WHAT THE TASK REQUIRES » Each record below should appear again exactly as written.

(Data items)
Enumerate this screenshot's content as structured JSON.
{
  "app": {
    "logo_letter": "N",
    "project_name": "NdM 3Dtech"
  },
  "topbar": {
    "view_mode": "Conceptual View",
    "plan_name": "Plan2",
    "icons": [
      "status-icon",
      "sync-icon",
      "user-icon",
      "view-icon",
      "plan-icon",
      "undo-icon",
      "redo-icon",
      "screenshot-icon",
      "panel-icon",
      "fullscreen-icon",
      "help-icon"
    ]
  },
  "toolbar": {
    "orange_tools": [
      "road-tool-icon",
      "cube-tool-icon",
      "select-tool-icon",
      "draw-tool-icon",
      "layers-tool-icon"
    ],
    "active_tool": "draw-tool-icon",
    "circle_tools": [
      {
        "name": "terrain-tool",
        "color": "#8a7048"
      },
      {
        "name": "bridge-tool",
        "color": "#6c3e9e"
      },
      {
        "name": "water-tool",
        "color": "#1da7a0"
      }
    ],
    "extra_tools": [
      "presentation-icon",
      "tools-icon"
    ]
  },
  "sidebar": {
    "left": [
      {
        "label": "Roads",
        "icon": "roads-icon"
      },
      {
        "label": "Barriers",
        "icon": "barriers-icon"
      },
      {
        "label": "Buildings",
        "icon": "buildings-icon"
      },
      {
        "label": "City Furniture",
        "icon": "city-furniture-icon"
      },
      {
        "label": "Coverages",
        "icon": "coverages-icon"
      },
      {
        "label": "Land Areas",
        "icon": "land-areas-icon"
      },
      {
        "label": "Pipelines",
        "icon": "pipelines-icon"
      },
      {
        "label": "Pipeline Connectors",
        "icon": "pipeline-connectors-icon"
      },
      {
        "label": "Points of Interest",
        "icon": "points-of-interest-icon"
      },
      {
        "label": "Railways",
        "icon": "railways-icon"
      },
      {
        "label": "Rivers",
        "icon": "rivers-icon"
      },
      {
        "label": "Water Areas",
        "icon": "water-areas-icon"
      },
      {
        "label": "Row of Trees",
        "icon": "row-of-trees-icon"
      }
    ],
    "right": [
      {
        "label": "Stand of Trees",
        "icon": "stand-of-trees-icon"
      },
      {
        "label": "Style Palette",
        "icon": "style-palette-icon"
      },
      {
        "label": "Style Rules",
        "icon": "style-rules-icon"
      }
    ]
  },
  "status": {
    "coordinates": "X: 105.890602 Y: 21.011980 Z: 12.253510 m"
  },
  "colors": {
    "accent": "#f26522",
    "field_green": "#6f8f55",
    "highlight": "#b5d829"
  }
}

WRITTEN SOLUTION »
Enumerate this screenshot's content as structured JSON.
{
  "app": {
    "logo_letter": "N",
    "project_name": "NdM 3Dtech"
  },
  "topbar": {
    "view_mode": "Conceptual View",
    "plan_name": "Plan2",
    "icons": [
      "status-icon",
      "sync-icon",
      "user-icon",
      "view-icon",
      "plan-icon",
      "undo-icon",
      "redo-icon",
      "screenshot-icon",
      "panel-icon",
      "fullscreen-icon",
      "help-icon"
    ]
  },
  "toolbar": {
    "orange_tools": [
      "road-tool-icon",
      "cube-tool-icon",
      "select-tool-icon",
      "draw-tool-icon",
      "layers-tool-icon"
    ],
    "active_tool": "draw-tool-icon",
    "circle_tools": [
      {
        "name": "terrain-tool",
        "color": "#8a7048"
      },
      {
        "name": "bridge-tool",
        "color": "#6c3e9e"
      },
      {
        "name": "water-tool",
        "color": "#1da7a0"
      }
    ],
    "extra_tools": [
      "presentation-icon",
      "tools-icon"
    ]
  },
  "sidebar": {
    "left": [
      {
        "label": "Roads",
        "icon": "roads-icon"
      },
      {
        "label": "Barriers",
        "icon": "barriers-icon"
      },
      {
        "label": "Buildings",
        "icon": "buildings-icon"
      },
      {
        "label": "City Furniture",
        "icon": "city-furniture-icon"
      },
      {
        "label": "Coverages",
        "icon": "coverages-icon"
      },
      {
        "label": "Land Areas",
        "icon": "land-areas-icon"
      },
      {
        "label": "Pipelines",
        "icon": "pipelines-icon"
      },
      {
        "label": "Pipeline Connectors",
        "icon": "pipeline-connectors-icon"
      },
      {
        "label": "Points of Interest",
        "icon": "points-of-interest-icon"
      },
      {
        "label": "Railways",
        "icon": "railways-icon"
      },
      {
        "label": "Rivers",
        "icon": "rivers-icon"
      },
      {
        "label": "Water Areas",
        "icon": "water-areas-icon"
      },
      {
        "label": "Row of Trees",
        "icon": "row-of-trees-icon"
      }
    ],
    "right": [
      {
        "label": "Stand of Trees",
        "icon": "stand-of-trees-icon"
      },
      {
        "label": "Style Palette",
        "icon": "style-palette-icon"
      },
      {
        "label": "Style Rules",
        "icon": "style-rules-icon"
      }
    ]
  },
  "status": {
    "coordinates": "X: 105.890602 Y: 21.011980 Z: 12.253510 m"
  },
  "colors": {
    "accent": "#f26522",
    "field_green": "#6f8f55",
    "highlight": "#b5d829"
  }
}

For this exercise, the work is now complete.